TASK TO CARRY OUT: Present every line of the items below as a Markdown table with two columns, Row and Line. Number each row, and omit any blank lines.

PROVIDED ENTRIES:
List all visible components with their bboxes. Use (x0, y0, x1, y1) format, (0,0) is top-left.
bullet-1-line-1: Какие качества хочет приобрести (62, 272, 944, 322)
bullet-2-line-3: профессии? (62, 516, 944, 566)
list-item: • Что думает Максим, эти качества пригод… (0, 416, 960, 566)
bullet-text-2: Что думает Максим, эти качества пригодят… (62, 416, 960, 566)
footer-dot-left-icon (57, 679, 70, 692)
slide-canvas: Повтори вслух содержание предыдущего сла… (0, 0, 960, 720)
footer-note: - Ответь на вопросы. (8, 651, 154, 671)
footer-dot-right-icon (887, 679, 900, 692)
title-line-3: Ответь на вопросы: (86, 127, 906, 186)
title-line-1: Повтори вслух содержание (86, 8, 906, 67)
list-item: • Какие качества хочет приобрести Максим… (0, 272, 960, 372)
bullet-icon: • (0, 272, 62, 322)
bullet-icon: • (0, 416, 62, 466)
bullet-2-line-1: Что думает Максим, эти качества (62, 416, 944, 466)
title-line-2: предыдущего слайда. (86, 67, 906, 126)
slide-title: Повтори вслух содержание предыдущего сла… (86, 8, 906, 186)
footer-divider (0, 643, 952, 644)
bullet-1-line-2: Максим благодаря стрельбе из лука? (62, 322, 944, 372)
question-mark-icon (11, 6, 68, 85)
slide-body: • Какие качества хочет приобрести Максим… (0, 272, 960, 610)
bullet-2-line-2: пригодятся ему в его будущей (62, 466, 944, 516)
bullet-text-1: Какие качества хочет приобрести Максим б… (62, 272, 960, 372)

TASK RESULT:
| Row | Line |
|---|---|
| 1 | List all visible components with their bboxes. Use (x0, y0, x1, y1) format, (0,0) is top-left. |
| 2 | bullet-1-line-1: Какие качества хочет приобрести (62, 272, 944, 322) |
| 3 | bullet-2-line-3: профессии? (62, 516, 944, 566) |
| 4 | list-item: • Что думает Максим, эти качества пригод… (0, 416, 960, 566) |
| 5 | bullet-text-2: Что думает Максим, эти качества пригодят… (62, 416, 960, 566) |
| 6 | footer-dot-left-icon (57, 679, 70, 692) |
| 7 | slide-canvas: Повтори вслух содержание предыдущего сла… (0, 0, 960, 720) |
| 8 | footer-note: - Ответь на вопросы. (8, 651, 154, 671) |
| 9 | footer-dot-right-icon (887, 679, 900, 692) |
| 10 | title-line-3: Ответь на вопросы: (86, 127, 906, 186) |
| 11 | title-line-1: Повтори вслух содержание (86, 8, 906, 67) |
| 12 | list-item: • Какие качества хочет приобрести Максим… (0, 272, 960, 372) |
| 13 | bullet-icon: • (0, 272, 62, 322) |
| 14 | bullet-icon: • (0, 416, 62, 466) |
| 15 | bullet-2-line-1: Что думает Максим, эти качества (62, 416, 944, 466) |
| 16 | title-line-2: предыдущего слайда. (86, 67, 906, 126) |
| 17 | slide-title: Повтори вслух содержание предыдущего сла… (86, 8, 906, 186) |
| 18 | footer-divider (0, 643, 952, 644) |
| 19 | bullet-1-line-2: Максим благодаря стрельбе из лука? (62, 322, 944, 372) |
| 20 | question-mark-icon (11, 6, 68, 85) |
| 21 | slide-body: • Какие качества хочет приобрести Максим… (0, 272, 960, 610) |
| 22 | bullet-2-line-2: пригодятся ему в его будущей (62, 466, 944, 516) |
| 23 | bullet-text-1: Какие качества хочет приобрести Максим б… (62, 272, 960, 372) |